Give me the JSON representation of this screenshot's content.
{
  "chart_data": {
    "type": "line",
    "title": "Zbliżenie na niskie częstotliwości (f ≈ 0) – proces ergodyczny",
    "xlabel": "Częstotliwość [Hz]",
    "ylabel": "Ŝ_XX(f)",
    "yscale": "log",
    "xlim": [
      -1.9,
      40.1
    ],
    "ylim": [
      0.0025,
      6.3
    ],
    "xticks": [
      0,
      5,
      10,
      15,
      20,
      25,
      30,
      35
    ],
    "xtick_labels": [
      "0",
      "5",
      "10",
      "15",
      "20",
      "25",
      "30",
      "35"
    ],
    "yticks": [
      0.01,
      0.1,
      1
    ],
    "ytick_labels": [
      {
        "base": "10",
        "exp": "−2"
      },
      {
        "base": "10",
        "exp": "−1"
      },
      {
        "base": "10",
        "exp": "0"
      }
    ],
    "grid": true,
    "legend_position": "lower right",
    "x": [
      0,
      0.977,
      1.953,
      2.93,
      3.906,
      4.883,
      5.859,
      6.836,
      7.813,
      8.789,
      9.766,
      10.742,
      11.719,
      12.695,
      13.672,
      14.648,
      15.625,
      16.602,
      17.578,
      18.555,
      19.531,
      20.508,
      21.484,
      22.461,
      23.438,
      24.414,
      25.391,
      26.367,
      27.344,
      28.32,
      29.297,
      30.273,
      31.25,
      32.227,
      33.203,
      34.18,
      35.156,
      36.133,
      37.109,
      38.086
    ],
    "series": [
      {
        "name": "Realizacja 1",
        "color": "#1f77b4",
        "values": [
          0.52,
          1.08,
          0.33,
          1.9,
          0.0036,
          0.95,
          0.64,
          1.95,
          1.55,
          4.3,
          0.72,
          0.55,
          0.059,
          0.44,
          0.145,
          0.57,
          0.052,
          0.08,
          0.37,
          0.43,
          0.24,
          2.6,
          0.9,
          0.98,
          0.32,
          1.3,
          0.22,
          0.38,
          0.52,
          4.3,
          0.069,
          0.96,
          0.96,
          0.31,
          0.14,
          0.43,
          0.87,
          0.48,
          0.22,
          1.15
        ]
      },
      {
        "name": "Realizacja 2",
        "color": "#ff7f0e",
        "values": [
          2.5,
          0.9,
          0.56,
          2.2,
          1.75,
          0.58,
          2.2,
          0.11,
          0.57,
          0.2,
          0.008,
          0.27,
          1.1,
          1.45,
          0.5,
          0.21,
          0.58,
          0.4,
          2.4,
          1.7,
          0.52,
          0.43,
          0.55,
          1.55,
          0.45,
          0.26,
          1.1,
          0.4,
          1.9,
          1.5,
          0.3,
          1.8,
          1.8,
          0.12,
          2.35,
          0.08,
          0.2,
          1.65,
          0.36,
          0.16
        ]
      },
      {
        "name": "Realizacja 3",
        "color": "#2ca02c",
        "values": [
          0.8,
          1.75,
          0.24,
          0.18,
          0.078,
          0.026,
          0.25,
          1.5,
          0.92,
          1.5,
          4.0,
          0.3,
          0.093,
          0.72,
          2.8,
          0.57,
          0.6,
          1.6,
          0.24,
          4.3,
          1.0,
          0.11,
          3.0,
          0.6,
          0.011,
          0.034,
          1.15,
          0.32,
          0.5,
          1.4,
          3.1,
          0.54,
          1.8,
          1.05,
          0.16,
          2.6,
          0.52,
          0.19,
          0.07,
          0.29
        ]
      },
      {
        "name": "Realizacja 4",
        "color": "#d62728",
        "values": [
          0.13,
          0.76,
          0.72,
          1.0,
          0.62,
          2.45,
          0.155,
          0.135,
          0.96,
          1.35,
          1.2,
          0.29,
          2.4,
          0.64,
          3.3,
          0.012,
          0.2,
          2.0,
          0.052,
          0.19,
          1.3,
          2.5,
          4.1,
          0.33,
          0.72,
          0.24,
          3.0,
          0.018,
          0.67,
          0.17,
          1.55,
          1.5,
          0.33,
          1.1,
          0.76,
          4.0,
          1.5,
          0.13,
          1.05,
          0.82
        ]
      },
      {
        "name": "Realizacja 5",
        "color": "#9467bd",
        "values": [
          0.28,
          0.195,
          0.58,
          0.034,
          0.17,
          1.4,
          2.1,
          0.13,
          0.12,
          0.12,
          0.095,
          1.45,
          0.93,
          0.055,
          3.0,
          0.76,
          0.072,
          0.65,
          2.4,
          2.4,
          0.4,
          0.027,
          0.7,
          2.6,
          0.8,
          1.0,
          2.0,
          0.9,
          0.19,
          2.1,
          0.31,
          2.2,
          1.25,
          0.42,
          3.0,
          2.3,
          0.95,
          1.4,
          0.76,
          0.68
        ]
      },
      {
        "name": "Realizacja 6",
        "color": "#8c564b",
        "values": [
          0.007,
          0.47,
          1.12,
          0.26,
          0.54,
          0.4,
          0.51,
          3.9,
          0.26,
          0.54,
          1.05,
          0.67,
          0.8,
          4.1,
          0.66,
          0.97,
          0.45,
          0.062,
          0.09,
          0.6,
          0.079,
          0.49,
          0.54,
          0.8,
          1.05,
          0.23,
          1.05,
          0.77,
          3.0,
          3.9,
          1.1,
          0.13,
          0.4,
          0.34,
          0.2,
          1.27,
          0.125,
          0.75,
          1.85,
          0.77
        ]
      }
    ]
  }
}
------------------------------------
INSTRUCTIONS FOR THE TASK: Search the preceding listing for "Realizacja" and extract every line where it is found.

THE REPLY:
        "name": "Realizacja 1",
        "name": "Realizacja 2",
        "name": "Realizacja 3",
        "name": "Realizacja 4",
        "name": "Realizacja 5",
        "name": "Realizacja 6",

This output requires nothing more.